- _GOAL OF THE EXERCISE_
Every record should be copied exactly, except that pictures are to be omitted.

--- START EXTRACTED INFORMATION ---

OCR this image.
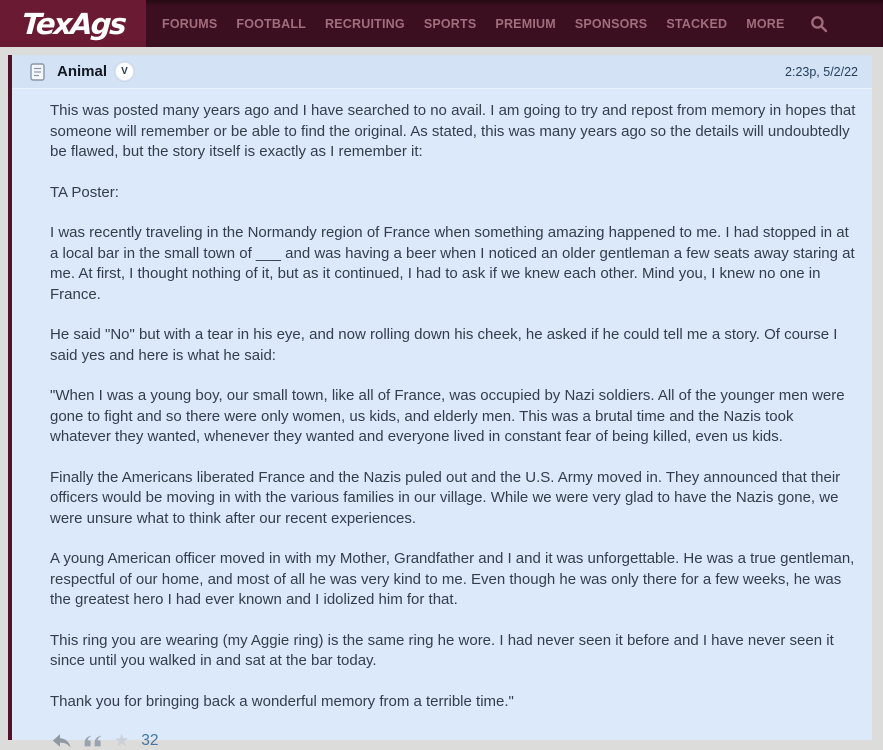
TexAgs	FORUMS FOOTBALL RECRUITING SPORTS PREMIUM SPONSORS STACKED MORE
Animal	V	2:23p, 5/2/22

This was posted many years ago and I have searched to no avail. I am going to try and repost from memory in hopes that someone will remember or be able to find the original. As stated, this was many years ago so the details will undoubtedly be flawed, but the story itself is exactly as I remember it:

TA Poster:

I was recently traveling in the Normandy region of France when something amazing happened to me. I had stopped in at a local bar in the small town of ___ and was having a beer when I noticed an older gentleman a few seats away staring at me. At first, I thought nothing of it, but as it continued, I had to ask if we knew each other. Mind you, I knew no one in France.

He said "No" but with a tear in his eye, and now rolling down his cheek, he asked if he could tell me a story. Of course I said yes and here is what he said:

"When I was a young boy, our small town, like all of France, was occupied by Nazi soldiers. All of the younger men were gone to fight and so there were only women, us kids, and elderly men. This was a brutal time and the Nazis took whatever they wanted, whenever they wanted and everyone lived in constant fear of being killed, even us kids.

Finally the Americans liberated France and the Nazis puled out and the U.S. Army moved in. They announced that their officers would be moving in with the various families in our village. While we were very glad to have the Nazis gone, we were unsure what to think after our recent experiences.

A young American officer moved in with my Mother, Grandfather and I and it was unforgettable. He was a true gentleman, respectful of our home, and most of all he was very kind to me. Even though he was only there for a few weeks, he was the greatest hero I had ever known and I idolized him for that.

This ring you are wearing (my Aggie ring) is the same ring he wore. I had never seen it before and I have never seen it since until you walked in and sat at the bar today.

Thank you for bringing back a wonderful memory from a terrible time."

★ 32
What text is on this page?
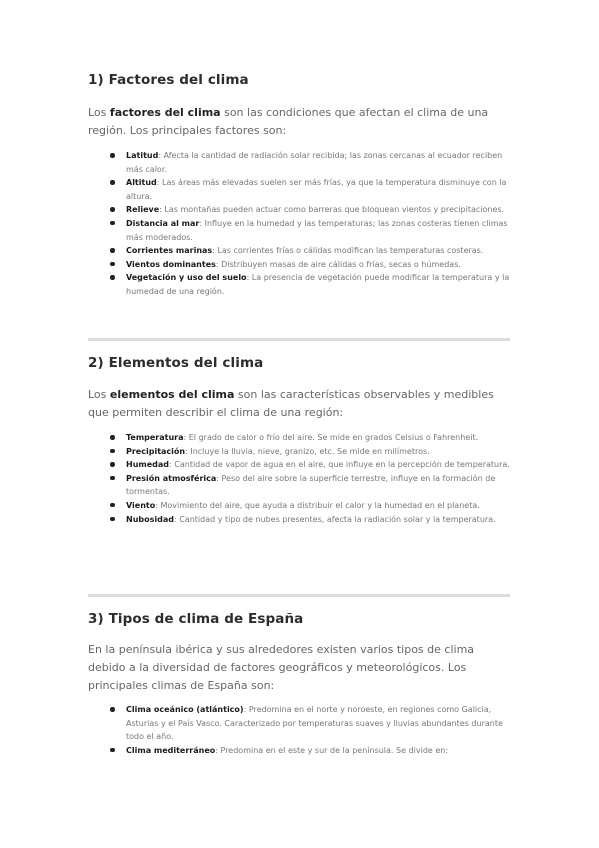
1) Factores del clima

Los factores del clima son las condiciones que afectan el clima de una región. Los principales factores son:

Latitud: Afecta la cantidad de radiación solar recibida; las zonas cercanas al ecuador reciben más calor.
Altitud: Las áreas más elevadas suelen ser más frías, ya que la temperatura disminuye con la altura.
Relieve: Las montañas pueden actuar como barreras que bloquean vientos y precipitaciones.
Distancia al mar: Influye en la humedad y las temperaturas; las zonas costeras tienen climas más moderados.
Corrientes marinas: Las corrientes frías o cálidas modifican las temperaturas costeras.
Vientos dominantes: Distribuyen masas de aire cálidas o frías, secas o húmedas.
Vegetación y uso del suelo: La presencia de vegetación puede modificar la temperatura y la humedad de una región.
2) Elementos del clima

Los elementos del clima son las características observables y medibles que permiten describir el clima de una región:

Temperatura: El grado de calor o frío del aire. Se mide en grados Celsius o Fahrenheit.
Precipitación: Incluye la lluvia, nieve, granizo, etc. Se mide en milímetros.
Humedad: Cantidad de vapor de agua en el aire, que influye en la percepción de temperatura.
Presión atmosférica: Peso del aire sobre la superficie terrestre, influye en la formación de tormentas.
Viento: Movimiento del aire, que ayuda a distribuir el calor y la humedad en el planeta.
Nubosidad: Cantidad y tipo de nubes presentes, afecta la radiación solar y la temperatura.
3) Tipos de clima de España

En la península ibérica y sus alrededores existen varios tipos de clima debido a la diversidad de factores geográficos y meteorológicos. Los principales climas de España son:

Clima oceánico (atlántico): Predomina en el norte y noroeste, en regiones como Galicia, Asturias y el País Vasco. Caracterizado por temperaturas suaves y lluvias abundantes durante todo el año.
Clima mediterráneo: Predomina en el este y sur de la península. Se divide en:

--- END EXTRACTED INFORMATION ---

- _FINAL RESULT_
OCR this image.
TexAgs	FORUMS FOOTBALL RECRUITING SPORTS PREMIUM SPONSORS STACKED MORE
Animal	V	2:23p, 5/2/22

This was posted many years ago and I have searched to no avail. I am going to try and repost from memory in hopes that someone will remember or be able to find the original. As stated, this was many years ago so the details will undoubtedly be flawed, but the story itself is exactly as I remember it:

TA Poster:

I was recently traveling in the Normandy region of France when something amazing happened to me. I had stopped in at a local bar in the small town of ___ and was having a beer when I noticed an older gentleman a few seats away staring at me. At first, I thought nothing of it, but as it continued, I had to ask if we knew each other. Mind you, I knew no one in France.

He said "No" but with a tear in his eye, and now rolling down his cheek, he asked if he could tell me a story. Of course I said yes and here is what he said:

"When I was a young boy, our small town, like all of France, was occupied by Nazi soldiers. All of the younger men were gone to fight and so there were only women, us kids, and elderly men. This was a brutal time and the Nazis took whatever they wanted, whenever they wanted and everyone lived in constant fear of being killed, even us kids.

Finally the Americans liberated France and the Nazis puled out and the U.S. Army moved in. They announced that their officers would be moving in with the various families in our village. While we were very glad to have the Nazis gone, we were unsure what to think after our recent experiences.

A young American officer moved in with my Mother, Grandfather and I and it was unforgettable. He was a true gentleman, respectful of our home, and most of all he was very kind to me. Even though he was only there for a few weeks, he was the greatest hero I had ever known and I idolized him for that.

This ring you are wearing (my Aggie ring) is the same ring he wore. I had never seen it before and I have never seen it since until you walked in and sat at the bar today.

Thank you for bringing back a wonderful memory from a terrible time."

★ 32
What text is on this page?
1) Factores del clima

Los factores del clima son las condiciones que afectan el clima de una región. Los principales factores son:

Latitud: Afecta la cantidad de radiación solar recibida; las zonas cercanas al ecuador reciben más calor.
Altitud: Las áreas más elevadas suelen ser más frías, ya que la temperatura disminuye con la altura.
Relieve: Las montañas pueden actuar como barreras que bloquean vientos y precipitaciones.
Distancia al mar: Influye en la humedad y las temperaturas; las zonas costeras tienen climas más moderados.
Corrientes marinas: Las corrientes frías o cálidas modifican las temperaturas costeras.
Vientos dominantes: Distribuyen masas de aire cálidas o frías, secas o húmedas.
Vegetación y uso del suelo: La presencia de vegetación puede modificar la temperatura y la humedad de una región.
2) Elementos del clima

Los elementos del clima son las características observables y medibles que permiten describir el clima de una región:

Temperatura: El grado de calor o frío del aire. Se mide en grados Celsius o Fahrenheit.
Precipitación: Incluye la lluvia, nieve, granizo, etc. Se mide en milímetros.
Humedad: Cantidad de vapor de agua en el aire, que influye en la percepción de temperatura.
Presión atmosférica: Peso del aire sobre la superficie terrestre, influye en la formación de tormentas.
Viento: Movimiento del aire, que ayuda a distribuir el calor y la humedad en el planeta.
Nubosidad: Cantidad y tipo de nubes presentes, afecta la radiación solar y la temperatura.
3) Tipos de clima de España

En la península ibérica y sus alrededores existen varios tipos de clima debido a la diversidad de factores geográficos y meteorológicos. Los principales climas de España son:

Clima oceánico (atlántico): Predomina en el norte y noroeste, en regiones como Galicia, Asturias y el País Vasco. Caracterizado por temperaturas suaves y lluvias abundantes durante todo el año.
Clima mediterráneo: Predomina en el este y sur de la península. Se divide en:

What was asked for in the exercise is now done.